(Stored entries)
^^^^

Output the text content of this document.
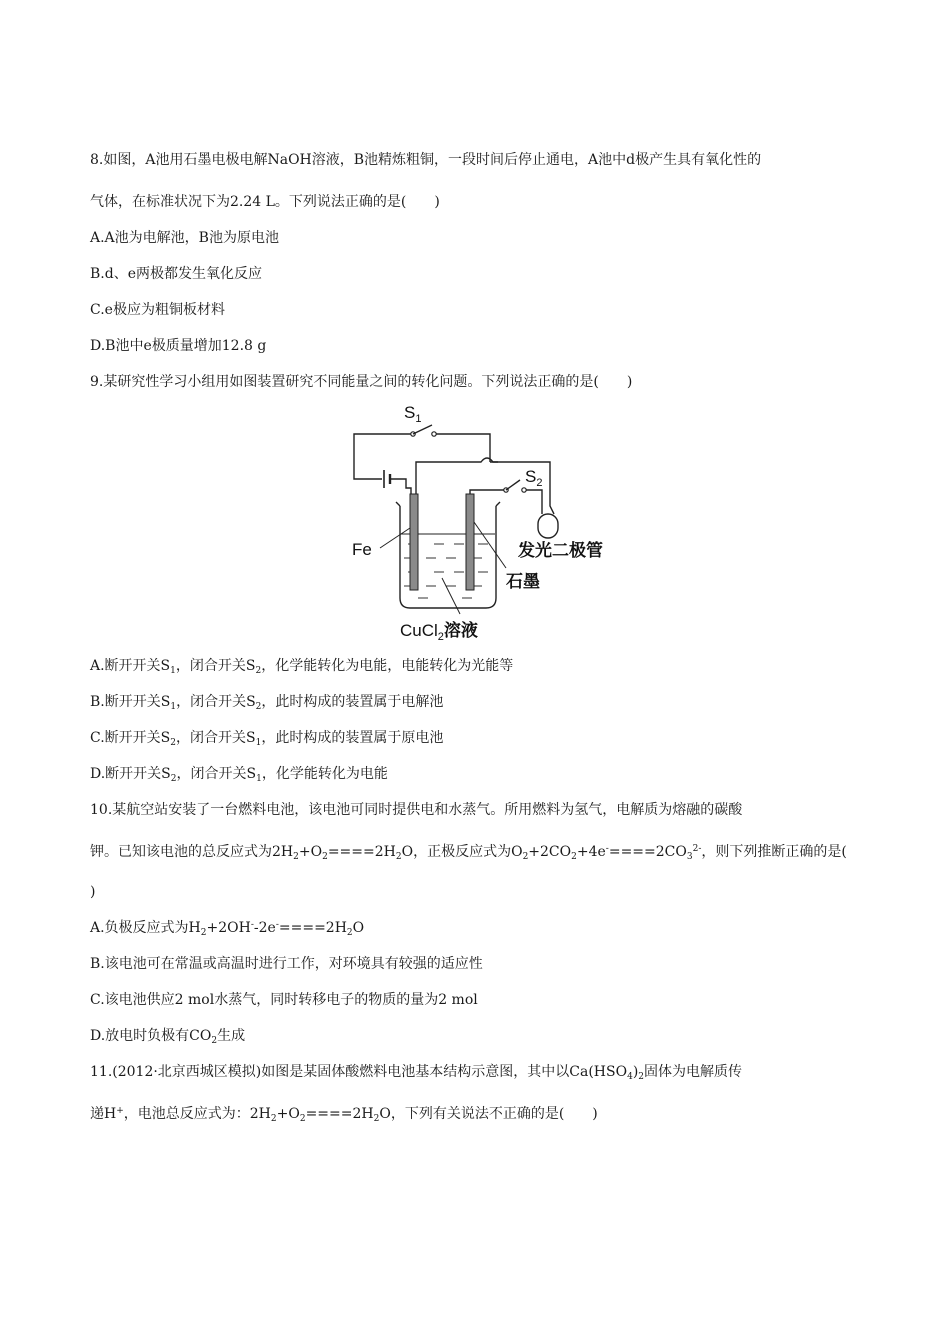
8.如图，A池用石墨电极电解NaOH溶液，B池精炼粗铜，一段时间后停止通电，A池中d极产生具有氧化性的
气体，在标准状况下为2.24 L。下列说法正确的是(　　)
A.A池为电解池，B池为原电池
B.d、e两极都发生氧化反应
C.e极应为粗铜板材料
D.B池中e极质量增加12.8 g
9.某研究性学习小组用如图装置研究不同能量之间的转化问题。下列说法正确的是(　　)
$S_1$
$S_2$
发光二极管
Fe
石墨
CuCl$_2$溶液
A.断开开关$S_1$，闭合开关$S_2$，化学能转化为电能，电能转化为光能等
B.断开开关$S_1$，闭合开关$S_2$，此时构成的装置属于电解池
C.断开开关$S_2$，闭合开关$S_1$，此时构成的装置属于原电池
D.断开开关$S_2$，闭合开关$S_1$，化学能转化为电能
10.某航空站安装了一台燃料电池，该电池可同时提供电和水蒸气。所用燃料为氢气，电解质为熔融的碳酸
钾。已知该电池的总反应式为$2H_2+O_2====2H_2O$，正极反应式为$O_2+2CO_2+4e^-====2CO_3^{2-}$，则下列推断正确的是(
)
A.负极反应式为$H_2+2OH^--2e^-====2H_2O$
B.该电池可在常温或高温时进行工作，对环境具有较强的适应性
C.该电池供应2 mol水蒸气，同时转移电子的物质的量为2 mol
D.放电时负极有$CO_2$生成
11.(2012·北京西城区模拟)如图是某固体酸燃料电池基本结构示意图，其中以$Ca(HSO_4)_2$固体为电解质传
递H+，电池总反应式为：$2H_2+O_2====2H_2O$，下列有关说法不正确的是(　　)
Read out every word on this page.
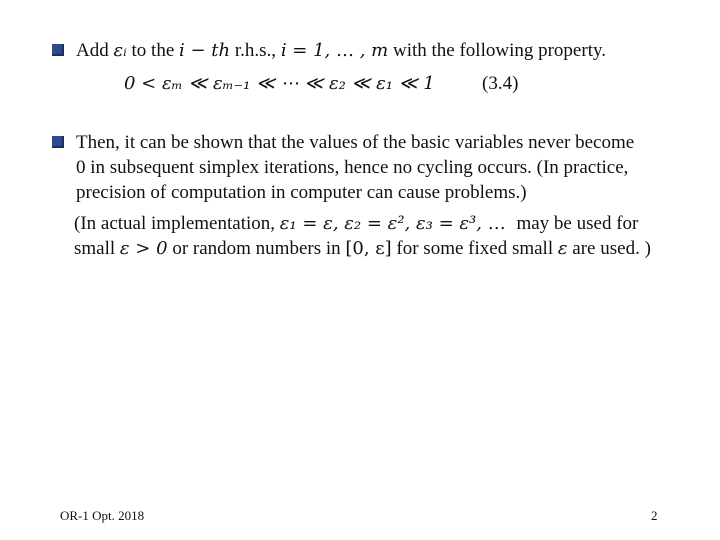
Add εᵢ to the i − th r.h.s., i = 1, … , m with the following property.
0 < εₘ ≪ εₘ₋₁ ≪ ⋯ ≪ ε₂ ≪ ε₁ ≪ 1 (3.4)
Then, it can be shown that the values of the basic variables never become
0 in subsequent simplex iterations, hence no cycling occurs. (In practice,
precision of computation in computer can cause problems.)
(In actual implementation, ε₁ = ε, ε₂ = ε², ε₃ = ε³, … may be used for
small ε > 0 or random numbers in [0, ε] for some fixed small ε are used. )
OR-1 Opt. 2018	2
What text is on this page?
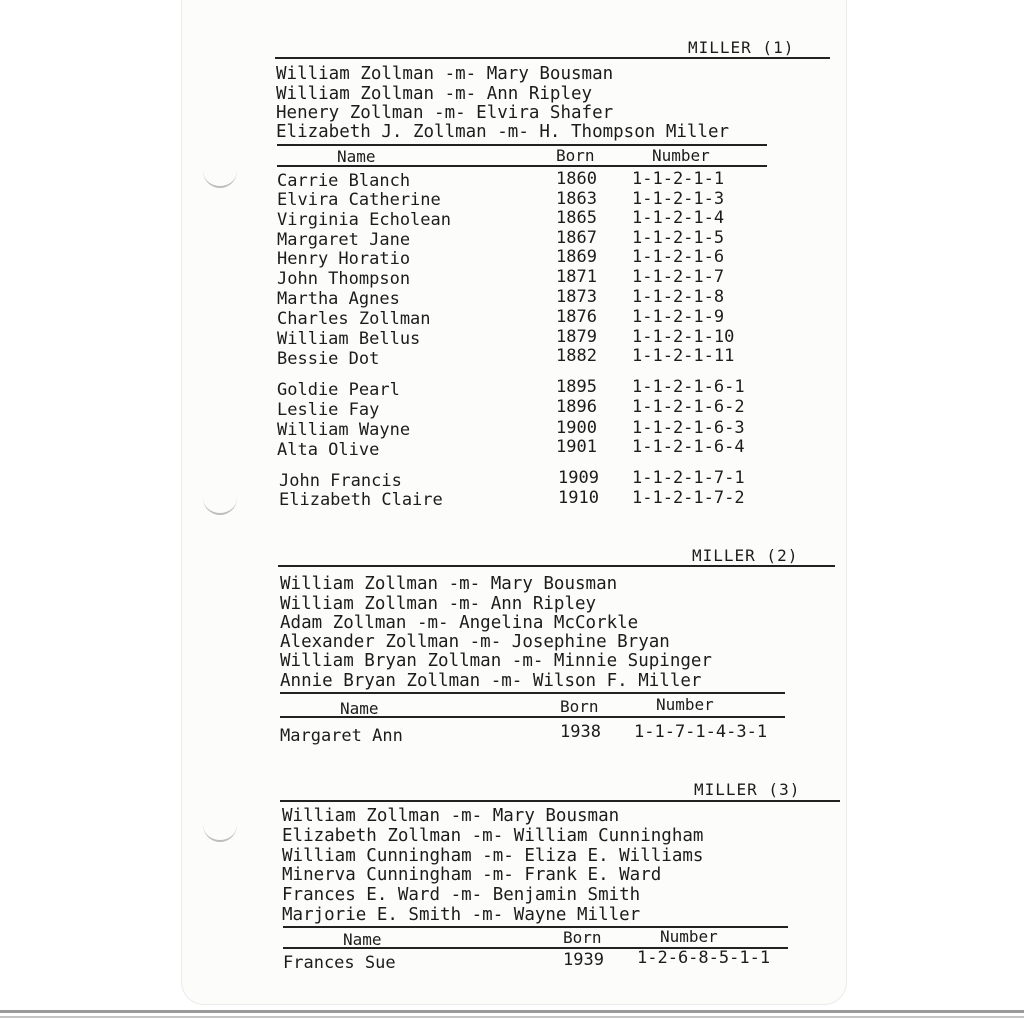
MILLER (1)
William Zollman -m- Mary Bousman
William Zollman -m- Ann Ripley
Henery Zollman -m- Elvira Shafer
Elizabeth J. Zollman -m- H. Thompson Miller
Name	Born	Number
Carrie Blanch	1860 1-1-2-1-1
Elvira Catherine	1863 1-1-2-1-3
Virginia Echolean	1865 1-1-2-1-4
Margaret Jane	1867 1-1-2-1-5
Henry Horatio	1869 1-1-2-1-6
John Thompson	1871 1-1-2-1-7
Martha Agnes	1873 1-1-2-1-8
Charles Zollman	1876 1-1-2-1-9
William Bellus	1879 1-1-2-1-10
Bessie Dot	1882 1-1-2-1-11
Goldie Pearl	1895 1-1-2-1-6-1
Leslie Fay	1896 1-1-2-1-6-2
William Wayne	1900 1-1-2-1-6-3
Alta Olive	1901 1-1-2-1-6-4
John Francis	1909 1-1-2-1-7-1
Elizabeth Claire	1910 1-1-2-1-7-2
MILLER (2)
William Zollman -m- Mary Bousman
William Zollman -m- Ann Ripley
Adam Zollman -m- Angelina McCorkle
Alexander Zollman -m- Josephine Bryan
William Bryan Zollman -m- Minnie Supinger
Annie Bryan Zollman -m- Wilson F. Miller
Name	Born	Number
Margaret Ann	1938 1-1-7-1-4-3-1
MILLER (3)
William Zollman -m- Mary Bousman
Elizabeth Zollman -m- William Cunningham
William Cunningham -m- Eliza E. Williams
Minerva Cunningham -m- Frank E. Ward
Frances E. Ward -m- Benjamin Smith
Marjorie E. Smith -m- Wayne Miller
Name	Born	Number
Frances Sue	1939 1-2-6-8-5-1-1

^^^^

## Exercise objective
Every line that holds the string "William" should be returned.

## Problem solution
William Zollman -m- Mary Bousman
William Zollman -m- Ann Ripley
William Bellus	1879 1-1-2-1-10
William Wayne	1900 1-1-2-1-6-3
William Zollman -m- Mary Bousman
William Zollman -m- Ann Ripley
William Bryan Zollman -m- Minnie Supinger
William Zollman -m- Mary Bousman
Elizabeth Zollman -m- William Cunningham
William Cunningham -m- Eliza E. Williams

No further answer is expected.